-- What you will do --
Look below. Copy each line that has "noit" in it.

━━━ Given entries

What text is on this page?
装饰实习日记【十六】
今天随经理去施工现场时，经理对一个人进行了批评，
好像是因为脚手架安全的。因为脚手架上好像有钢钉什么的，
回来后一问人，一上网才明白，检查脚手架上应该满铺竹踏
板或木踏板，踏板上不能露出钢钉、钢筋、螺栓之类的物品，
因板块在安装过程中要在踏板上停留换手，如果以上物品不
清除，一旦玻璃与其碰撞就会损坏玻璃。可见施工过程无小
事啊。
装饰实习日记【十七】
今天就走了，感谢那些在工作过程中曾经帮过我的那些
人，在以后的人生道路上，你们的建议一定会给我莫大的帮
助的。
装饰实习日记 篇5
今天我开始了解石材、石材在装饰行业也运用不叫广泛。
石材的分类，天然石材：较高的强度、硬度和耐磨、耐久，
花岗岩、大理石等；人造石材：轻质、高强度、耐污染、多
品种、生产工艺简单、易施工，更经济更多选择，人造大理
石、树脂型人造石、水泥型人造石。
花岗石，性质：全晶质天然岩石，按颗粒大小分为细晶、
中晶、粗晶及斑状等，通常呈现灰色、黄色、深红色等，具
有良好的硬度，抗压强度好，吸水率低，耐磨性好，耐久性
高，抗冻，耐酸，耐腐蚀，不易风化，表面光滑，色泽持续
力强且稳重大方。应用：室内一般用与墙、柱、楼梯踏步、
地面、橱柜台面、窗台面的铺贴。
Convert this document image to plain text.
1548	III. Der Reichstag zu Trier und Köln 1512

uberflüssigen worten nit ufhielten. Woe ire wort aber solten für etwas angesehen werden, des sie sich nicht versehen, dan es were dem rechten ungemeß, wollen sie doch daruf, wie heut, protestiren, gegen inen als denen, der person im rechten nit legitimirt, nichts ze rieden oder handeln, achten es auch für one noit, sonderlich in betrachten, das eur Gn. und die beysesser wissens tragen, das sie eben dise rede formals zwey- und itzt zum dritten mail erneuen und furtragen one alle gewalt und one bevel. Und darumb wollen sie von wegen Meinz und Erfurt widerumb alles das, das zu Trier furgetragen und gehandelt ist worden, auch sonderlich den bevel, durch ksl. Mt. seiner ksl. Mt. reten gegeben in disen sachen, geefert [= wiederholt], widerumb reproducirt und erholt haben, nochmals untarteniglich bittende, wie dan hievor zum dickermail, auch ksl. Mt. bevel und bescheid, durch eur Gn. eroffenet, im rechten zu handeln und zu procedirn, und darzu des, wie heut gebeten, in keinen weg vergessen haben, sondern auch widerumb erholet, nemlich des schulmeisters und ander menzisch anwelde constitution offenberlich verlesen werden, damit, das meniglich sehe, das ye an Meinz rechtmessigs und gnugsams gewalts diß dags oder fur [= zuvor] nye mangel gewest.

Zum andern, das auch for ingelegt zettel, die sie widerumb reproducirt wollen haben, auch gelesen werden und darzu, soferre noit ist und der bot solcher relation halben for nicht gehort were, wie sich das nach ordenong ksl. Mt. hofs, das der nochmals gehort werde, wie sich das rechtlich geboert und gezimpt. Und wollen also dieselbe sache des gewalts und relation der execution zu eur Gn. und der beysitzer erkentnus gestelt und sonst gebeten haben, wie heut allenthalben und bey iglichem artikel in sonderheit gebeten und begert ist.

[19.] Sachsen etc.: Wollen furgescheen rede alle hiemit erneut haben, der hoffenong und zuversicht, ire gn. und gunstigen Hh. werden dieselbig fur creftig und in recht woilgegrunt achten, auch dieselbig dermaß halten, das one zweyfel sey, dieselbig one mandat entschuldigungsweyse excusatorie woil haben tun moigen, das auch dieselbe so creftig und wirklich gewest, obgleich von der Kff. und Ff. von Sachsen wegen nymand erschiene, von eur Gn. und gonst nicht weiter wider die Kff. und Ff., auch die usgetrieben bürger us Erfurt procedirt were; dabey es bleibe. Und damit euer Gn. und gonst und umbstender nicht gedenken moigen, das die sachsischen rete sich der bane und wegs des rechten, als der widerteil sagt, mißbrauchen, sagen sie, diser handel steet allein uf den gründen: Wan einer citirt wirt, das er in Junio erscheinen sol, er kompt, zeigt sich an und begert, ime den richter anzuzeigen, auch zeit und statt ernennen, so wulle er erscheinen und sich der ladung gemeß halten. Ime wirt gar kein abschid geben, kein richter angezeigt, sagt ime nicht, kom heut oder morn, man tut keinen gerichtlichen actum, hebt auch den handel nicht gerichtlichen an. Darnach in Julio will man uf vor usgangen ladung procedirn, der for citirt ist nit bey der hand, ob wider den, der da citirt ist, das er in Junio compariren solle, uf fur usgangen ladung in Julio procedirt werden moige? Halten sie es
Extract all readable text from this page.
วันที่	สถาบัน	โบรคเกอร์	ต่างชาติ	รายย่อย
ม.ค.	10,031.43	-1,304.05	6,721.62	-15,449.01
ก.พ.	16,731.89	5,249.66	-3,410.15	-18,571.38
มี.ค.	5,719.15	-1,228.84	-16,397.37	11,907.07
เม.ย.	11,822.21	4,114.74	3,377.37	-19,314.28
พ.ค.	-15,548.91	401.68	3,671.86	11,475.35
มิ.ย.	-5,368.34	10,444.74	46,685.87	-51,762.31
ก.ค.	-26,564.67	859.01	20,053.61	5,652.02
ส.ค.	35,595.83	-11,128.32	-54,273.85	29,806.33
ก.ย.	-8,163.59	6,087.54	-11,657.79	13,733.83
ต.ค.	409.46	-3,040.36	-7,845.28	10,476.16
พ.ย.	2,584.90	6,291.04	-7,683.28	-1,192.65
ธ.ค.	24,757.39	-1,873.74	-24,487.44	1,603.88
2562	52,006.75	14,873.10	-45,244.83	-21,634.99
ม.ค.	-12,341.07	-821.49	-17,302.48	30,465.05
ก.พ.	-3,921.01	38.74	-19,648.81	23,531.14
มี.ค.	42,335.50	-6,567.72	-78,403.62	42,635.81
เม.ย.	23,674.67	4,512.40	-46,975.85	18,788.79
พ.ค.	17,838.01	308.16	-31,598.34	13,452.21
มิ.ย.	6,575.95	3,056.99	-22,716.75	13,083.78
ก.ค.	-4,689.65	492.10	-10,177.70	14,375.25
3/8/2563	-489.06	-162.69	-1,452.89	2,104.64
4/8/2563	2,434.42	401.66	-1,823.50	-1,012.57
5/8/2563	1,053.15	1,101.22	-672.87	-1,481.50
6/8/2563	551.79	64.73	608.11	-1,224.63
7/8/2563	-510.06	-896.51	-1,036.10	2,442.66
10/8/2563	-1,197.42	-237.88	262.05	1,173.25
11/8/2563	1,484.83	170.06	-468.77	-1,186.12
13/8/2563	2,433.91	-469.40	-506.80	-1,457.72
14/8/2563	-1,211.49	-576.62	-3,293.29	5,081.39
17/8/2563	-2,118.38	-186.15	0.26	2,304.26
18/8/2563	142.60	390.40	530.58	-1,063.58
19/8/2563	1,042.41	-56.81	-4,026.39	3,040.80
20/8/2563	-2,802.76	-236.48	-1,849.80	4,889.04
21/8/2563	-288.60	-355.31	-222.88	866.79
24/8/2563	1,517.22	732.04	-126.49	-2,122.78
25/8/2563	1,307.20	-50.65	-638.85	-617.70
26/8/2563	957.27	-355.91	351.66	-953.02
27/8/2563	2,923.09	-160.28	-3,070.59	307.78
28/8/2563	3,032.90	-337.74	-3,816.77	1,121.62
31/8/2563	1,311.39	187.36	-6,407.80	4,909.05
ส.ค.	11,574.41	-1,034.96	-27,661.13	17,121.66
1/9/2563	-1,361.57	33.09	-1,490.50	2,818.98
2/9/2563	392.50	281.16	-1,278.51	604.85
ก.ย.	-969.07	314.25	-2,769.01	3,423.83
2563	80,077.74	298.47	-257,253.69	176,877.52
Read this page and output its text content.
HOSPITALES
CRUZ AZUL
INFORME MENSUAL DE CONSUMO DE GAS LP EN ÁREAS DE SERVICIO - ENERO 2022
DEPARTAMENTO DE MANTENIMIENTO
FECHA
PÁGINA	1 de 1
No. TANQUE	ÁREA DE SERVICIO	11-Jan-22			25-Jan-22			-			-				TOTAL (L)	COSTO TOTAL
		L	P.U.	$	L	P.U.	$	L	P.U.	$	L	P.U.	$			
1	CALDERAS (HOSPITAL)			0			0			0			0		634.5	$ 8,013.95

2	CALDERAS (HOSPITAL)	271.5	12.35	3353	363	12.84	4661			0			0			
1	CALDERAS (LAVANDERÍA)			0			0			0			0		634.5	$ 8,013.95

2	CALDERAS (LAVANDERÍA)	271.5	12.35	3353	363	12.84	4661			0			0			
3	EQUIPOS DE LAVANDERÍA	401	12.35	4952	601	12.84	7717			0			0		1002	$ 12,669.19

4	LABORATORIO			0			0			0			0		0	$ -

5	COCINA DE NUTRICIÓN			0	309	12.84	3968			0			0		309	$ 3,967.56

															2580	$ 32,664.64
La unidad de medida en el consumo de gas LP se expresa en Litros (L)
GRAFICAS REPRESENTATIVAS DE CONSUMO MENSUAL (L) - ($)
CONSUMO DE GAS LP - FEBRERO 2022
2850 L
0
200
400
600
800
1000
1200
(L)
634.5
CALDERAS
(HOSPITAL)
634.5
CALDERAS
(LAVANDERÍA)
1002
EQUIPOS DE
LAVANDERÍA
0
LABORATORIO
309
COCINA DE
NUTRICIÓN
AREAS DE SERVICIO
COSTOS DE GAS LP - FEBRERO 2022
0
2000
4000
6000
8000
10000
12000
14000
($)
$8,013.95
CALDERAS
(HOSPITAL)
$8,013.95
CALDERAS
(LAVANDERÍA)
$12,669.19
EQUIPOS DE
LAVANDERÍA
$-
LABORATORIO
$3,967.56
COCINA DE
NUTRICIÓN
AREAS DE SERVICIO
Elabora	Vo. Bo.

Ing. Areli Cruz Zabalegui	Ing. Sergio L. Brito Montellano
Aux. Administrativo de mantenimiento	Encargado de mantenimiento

━━━━━━

-- Answer for this exercise --
uberflüssigen worten nit ufhielten. Woe ire wort aber solten für etwas angesehen werden, des sie sich nicht versehen, dan es were dem rechten ungemeß, wollen sie doch daruf, wie heut, protestiren, gegen inen als denen, der person im rechten nit legitimirt, nichts ze rieden oder handeln, achten es auch für one noit, sonderlich in betrachten, das eur Gn. und die beysesser wissens tragen, das sie eben dise rede formals zwey- und itzt zum dritten mail erneuen und furtragen one alle gewalt und one bevel. Und darumb wollen sie von wegen Meinz und Erfurt widerumb alles das, das zu Trier furgetragen und gehandelt ist worden, auch sonderlich den bevel, durch ksl. Mt. seiner ksl. Mt. reten gegeben in disen sachen, geefert [= wiederholt], widerumb reproducirt und erholt haben, nochmals untarteniglich bittende, wie dan hievor zum dickermail, auch ksl. Mt. bevel und bescheid, durch eur Gn. eroffenet, im rechten zu handeln und zu procedirn, und darzu des, wie heut gebeten, in keinen weg vergessen haben, sondern auch widerumb erholet, nemlich des schulmeisters und ander menzisch anwelde constitution offenberlich verlesen werden, damit, das meniglich sehe, das ye an Meinz rechtmessigs und gnugsams gewalts diß dags oder fur [= zuvor] nye mangel gewest.
Zum andern, das auch for ingelegt zettel, die sie widerumb reproducirt wollen haben, auch gelesen werden und darzu, soferre noit ist und der bot solcher relation halben for nicht gehort were, wie sich das nach ordenong ksl. Mt. hofs, das der nochmals gehort werde, wie sich das rechtlich geboert und gezimpt. Und wollen also dieselbe sache des gewalts und relation der execution zu eur Gn. und der beysitzer erkentnus gestelt und sonst gebeten haben, wie heut allenthalben und bey iglichem artikel in sonderheit gebeten und begert ist.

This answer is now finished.